** start RECORDS FOR THIS TASK **

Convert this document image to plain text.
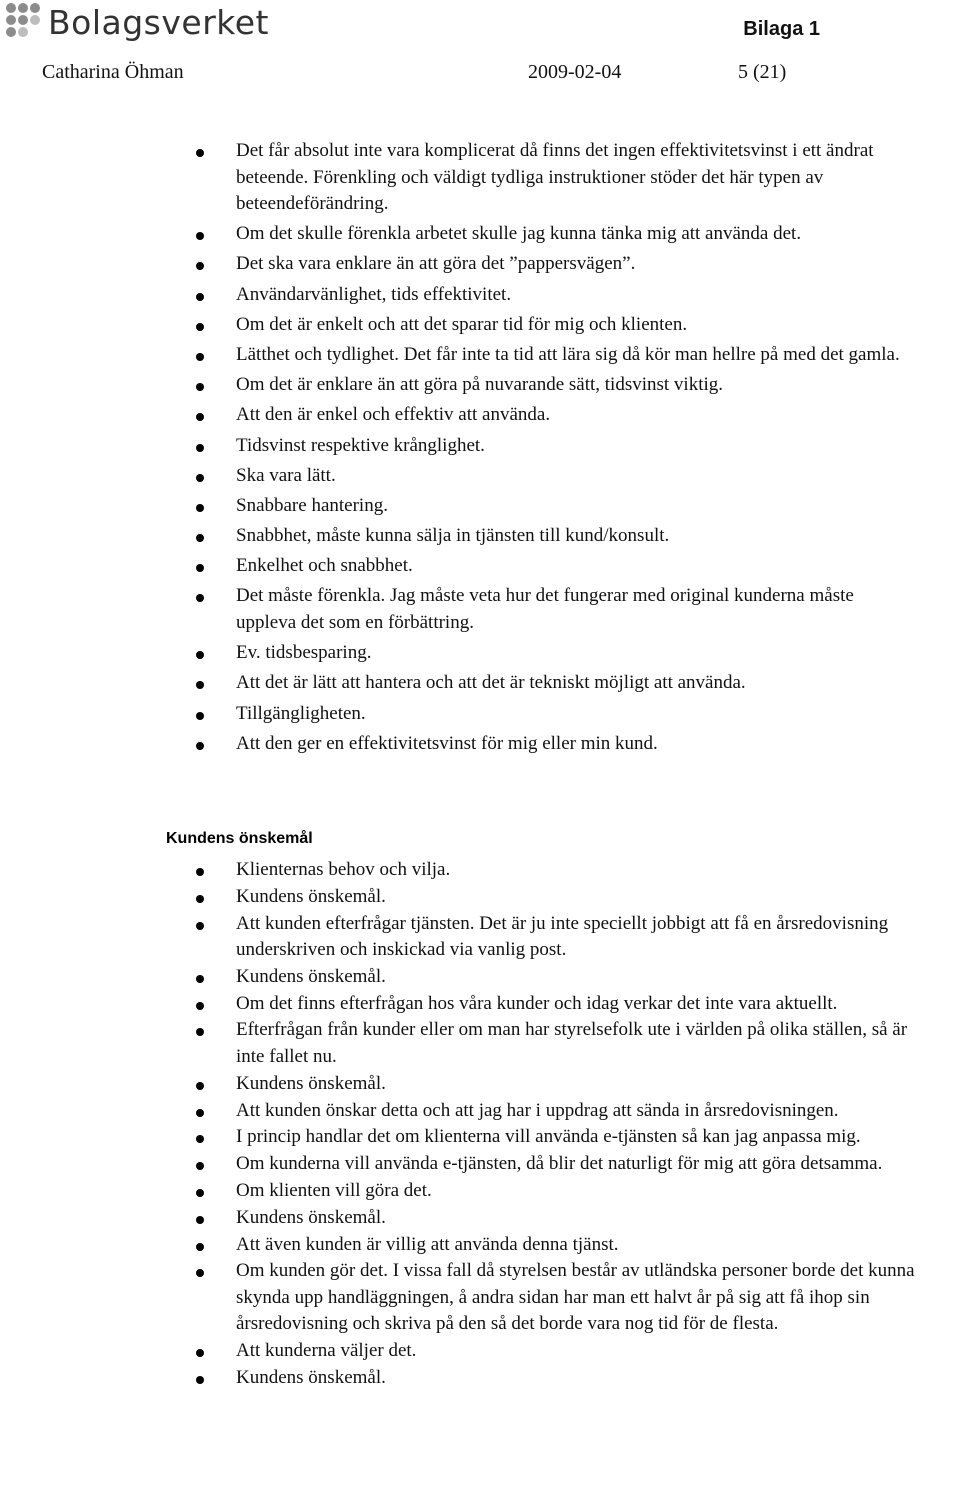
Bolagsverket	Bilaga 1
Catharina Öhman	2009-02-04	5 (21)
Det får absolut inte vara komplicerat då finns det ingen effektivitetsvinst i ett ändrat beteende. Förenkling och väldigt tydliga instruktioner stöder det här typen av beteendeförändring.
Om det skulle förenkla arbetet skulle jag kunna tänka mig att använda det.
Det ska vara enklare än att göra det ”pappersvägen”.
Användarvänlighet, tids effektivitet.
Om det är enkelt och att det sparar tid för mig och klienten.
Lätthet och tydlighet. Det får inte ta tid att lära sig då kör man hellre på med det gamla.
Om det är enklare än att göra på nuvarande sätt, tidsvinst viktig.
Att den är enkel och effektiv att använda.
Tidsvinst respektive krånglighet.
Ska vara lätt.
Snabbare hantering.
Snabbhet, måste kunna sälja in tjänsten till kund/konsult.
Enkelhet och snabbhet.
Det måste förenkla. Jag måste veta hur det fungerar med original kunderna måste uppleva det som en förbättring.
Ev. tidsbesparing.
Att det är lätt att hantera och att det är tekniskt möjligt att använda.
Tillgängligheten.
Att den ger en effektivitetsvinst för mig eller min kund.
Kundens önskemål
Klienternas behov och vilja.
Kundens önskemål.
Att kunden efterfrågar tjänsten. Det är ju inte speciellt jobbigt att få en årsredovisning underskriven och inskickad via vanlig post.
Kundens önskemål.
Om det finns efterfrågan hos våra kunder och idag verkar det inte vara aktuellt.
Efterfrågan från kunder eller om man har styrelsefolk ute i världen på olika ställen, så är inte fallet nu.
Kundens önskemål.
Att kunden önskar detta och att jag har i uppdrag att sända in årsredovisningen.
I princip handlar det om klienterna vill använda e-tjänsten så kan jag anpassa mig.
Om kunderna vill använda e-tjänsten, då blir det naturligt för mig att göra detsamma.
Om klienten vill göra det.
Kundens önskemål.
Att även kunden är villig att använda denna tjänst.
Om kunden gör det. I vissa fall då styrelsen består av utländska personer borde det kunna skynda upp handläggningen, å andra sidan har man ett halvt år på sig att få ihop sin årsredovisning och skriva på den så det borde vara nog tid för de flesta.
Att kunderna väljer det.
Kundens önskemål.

** end RECORDS FOR THIS TASK **
** start RECORDS FOR THIS TASK **

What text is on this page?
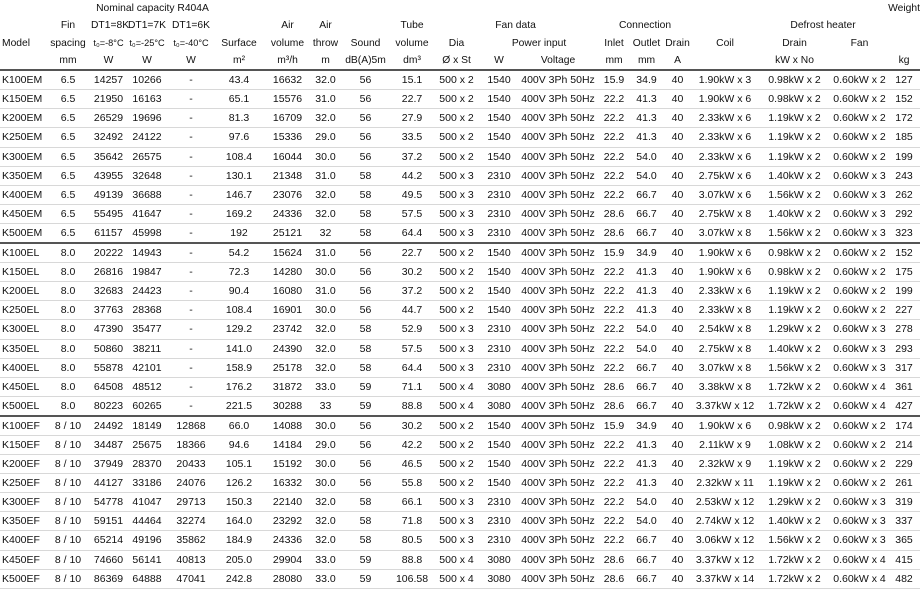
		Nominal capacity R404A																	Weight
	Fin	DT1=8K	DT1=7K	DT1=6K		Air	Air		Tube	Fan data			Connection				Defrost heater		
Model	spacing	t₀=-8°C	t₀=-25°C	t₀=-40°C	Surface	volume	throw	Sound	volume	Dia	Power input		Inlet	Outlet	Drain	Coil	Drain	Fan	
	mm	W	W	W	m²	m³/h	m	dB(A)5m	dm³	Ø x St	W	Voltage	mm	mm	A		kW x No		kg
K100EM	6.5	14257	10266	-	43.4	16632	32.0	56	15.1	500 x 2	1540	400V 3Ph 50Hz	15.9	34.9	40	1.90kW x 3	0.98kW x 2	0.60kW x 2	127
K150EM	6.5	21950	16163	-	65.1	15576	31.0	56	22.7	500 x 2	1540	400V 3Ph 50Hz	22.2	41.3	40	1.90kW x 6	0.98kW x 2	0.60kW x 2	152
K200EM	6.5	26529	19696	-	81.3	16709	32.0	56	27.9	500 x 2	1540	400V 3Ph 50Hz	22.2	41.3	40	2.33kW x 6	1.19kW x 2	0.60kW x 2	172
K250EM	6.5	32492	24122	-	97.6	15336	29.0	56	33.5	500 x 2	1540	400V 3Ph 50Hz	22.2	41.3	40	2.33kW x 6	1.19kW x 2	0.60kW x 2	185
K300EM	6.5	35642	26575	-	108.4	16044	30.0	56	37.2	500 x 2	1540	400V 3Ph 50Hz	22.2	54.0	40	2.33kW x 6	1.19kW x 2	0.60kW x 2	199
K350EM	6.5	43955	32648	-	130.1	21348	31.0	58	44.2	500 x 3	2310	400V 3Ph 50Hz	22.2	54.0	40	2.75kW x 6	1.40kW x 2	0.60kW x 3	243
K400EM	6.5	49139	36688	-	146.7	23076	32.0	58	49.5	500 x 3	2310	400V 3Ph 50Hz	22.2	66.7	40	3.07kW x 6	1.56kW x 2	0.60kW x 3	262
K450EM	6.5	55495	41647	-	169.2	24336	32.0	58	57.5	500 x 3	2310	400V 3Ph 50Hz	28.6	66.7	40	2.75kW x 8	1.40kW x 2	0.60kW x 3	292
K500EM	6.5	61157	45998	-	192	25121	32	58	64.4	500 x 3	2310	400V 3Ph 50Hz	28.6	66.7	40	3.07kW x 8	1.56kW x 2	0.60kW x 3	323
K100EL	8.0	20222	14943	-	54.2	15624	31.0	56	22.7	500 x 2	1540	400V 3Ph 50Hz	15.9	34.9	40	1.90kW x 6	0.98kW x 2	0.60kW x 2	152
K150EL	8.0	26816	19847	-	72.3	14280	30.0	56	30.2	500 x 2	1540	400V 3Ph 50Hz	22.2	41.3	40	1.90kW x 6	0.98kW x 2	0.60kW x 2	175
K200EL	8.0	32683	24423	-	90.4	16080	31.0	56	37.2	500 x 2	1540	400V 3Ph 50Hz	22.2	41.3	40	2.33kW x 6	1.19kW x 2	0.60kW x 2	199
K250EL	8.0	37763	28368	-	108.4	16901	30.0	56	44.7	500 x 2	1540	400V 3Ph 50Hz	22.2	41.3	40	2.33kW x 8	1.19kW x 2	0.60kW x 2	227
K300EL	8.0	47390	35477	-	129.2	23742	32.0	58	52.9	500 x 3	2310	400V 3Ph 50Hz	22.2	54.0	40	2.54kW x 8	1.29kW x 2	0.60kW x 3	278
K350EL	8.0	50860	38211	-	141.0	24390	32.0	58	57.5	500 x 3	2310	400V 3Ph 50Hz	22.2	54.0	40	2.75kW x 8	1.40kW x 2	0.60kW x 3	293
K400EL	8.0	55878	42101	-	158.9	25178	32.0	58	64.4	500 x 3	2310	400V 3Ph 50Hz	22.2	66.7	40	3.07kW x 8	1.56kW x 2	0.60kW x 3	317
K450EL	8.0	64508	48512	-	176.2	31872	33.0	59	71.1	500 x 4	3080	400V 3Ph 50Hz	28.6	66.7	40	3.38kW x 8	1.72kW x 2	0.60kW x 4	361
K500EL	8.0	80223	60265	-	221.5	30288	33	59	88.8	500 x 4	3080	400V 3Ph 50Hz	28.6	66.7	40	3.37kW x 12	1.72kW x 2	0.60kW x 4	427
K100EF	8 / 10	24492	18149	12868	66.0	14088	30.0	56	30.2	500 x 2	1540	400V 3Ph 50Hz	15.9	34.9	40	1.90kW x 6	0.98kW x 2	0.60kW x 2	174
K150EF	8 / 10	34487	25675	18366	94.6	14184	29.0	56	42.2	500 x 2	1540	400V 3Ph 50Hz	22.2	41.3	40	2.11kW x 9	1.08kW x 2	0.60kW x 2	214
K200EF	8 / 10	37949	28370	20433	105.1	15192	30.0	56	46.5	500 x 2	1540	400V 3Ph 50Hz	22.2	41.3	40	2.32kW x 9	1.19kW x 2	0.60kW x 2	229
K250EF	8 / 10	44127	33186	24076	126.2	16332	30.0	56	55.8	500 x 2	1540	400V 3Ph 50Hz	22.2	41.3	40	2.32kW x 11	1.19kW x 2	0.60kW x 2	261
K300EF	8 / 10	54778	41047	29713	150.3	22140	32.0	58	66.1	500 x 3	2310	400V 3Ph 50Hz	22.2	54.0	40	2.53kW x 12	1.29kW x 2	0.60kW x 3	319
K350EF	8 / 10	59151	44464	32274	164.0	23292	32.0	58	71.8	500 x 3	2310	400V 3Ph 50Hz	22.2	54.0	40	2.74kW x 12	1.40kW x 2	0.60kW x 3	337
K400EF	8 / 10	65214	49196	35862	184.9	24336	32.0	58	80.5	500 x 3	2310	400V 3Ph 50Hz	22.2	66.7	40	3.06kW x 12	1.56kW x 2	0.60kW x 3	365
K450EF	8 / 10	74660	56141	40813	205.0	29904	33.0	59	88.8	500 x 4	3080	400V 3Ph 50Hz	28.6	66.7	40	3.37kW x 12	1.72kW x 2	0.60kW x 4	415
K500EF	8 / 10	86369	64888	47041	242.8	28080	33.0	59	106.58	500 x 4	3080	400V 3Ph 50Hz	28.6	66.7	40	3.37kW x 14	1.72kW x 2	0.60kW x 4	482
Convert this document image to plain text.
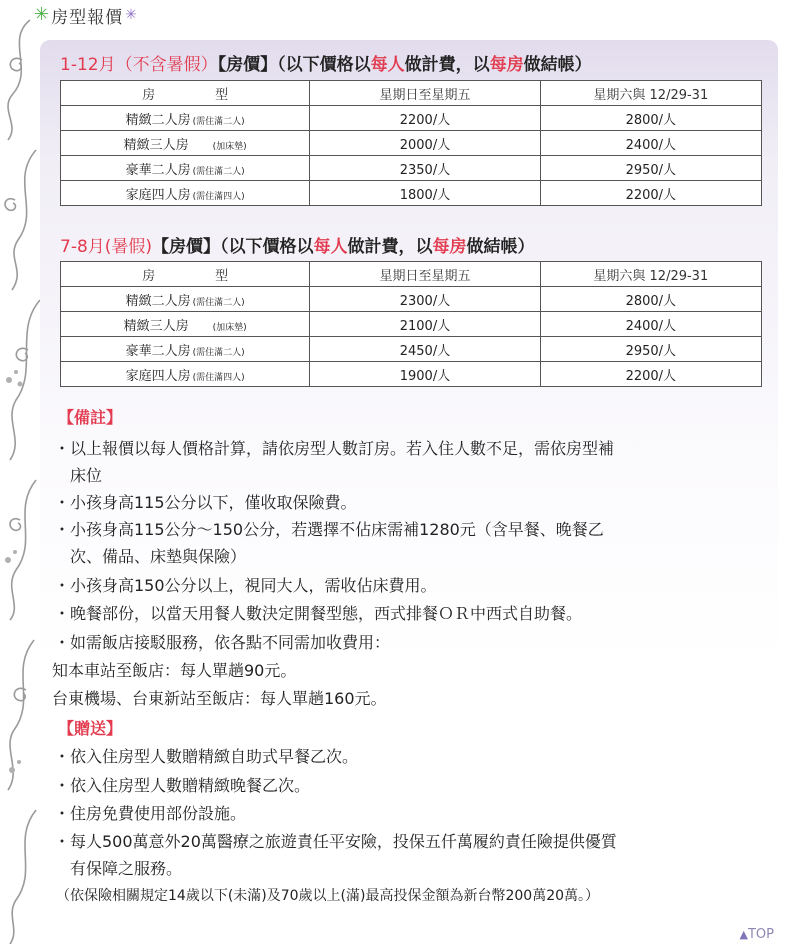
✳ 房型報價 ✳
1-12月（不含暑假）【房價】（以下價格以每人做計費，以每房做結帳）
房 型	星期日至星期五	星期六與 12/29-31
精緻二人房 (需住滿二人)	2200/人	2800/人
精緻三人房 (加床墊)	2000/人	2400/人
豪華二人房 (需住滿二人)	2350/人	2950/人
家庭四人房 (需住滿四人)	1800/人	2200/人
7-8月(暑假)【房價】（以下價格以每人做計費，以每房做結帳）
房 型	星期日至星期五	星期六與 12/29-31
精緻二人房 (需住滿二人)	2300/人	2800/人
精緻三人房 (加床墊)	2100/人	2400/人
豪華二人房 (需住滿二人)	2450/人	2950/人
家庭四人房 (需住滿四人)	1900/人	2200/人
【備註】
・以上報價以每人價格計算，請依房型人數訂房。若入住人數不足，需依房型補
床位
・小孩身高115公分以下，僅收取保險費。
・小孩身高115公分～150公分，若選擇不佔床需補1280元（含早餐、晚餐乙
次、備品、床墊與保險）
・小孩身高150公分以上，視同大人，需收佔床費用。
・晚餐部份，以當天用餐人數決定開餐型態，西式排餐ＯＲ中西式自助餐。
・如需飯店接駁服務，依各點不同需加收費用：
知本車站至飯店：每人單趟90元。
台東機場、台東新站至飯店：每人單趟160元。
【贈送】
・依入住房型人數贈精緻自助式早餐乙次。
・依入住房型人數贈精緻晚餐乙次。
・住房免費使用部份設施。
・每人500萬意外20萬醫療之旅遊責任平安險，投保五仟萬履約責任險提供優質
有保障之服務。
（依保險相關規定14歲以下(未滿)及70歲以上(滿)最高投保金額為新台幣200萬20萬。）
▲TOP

** end RECORDS FOR THIS TASK **

**EXERCISE AIM:** Look through the entries above for the word "家庭四人房". Copy every line where it shows up.

**RESPONSE FOR THIS EXERCISE:**
家庭四人房 (需住滿四人)	1800/人	2200/人
家庭四人房 (需住滿四人)	1900/人	2200/人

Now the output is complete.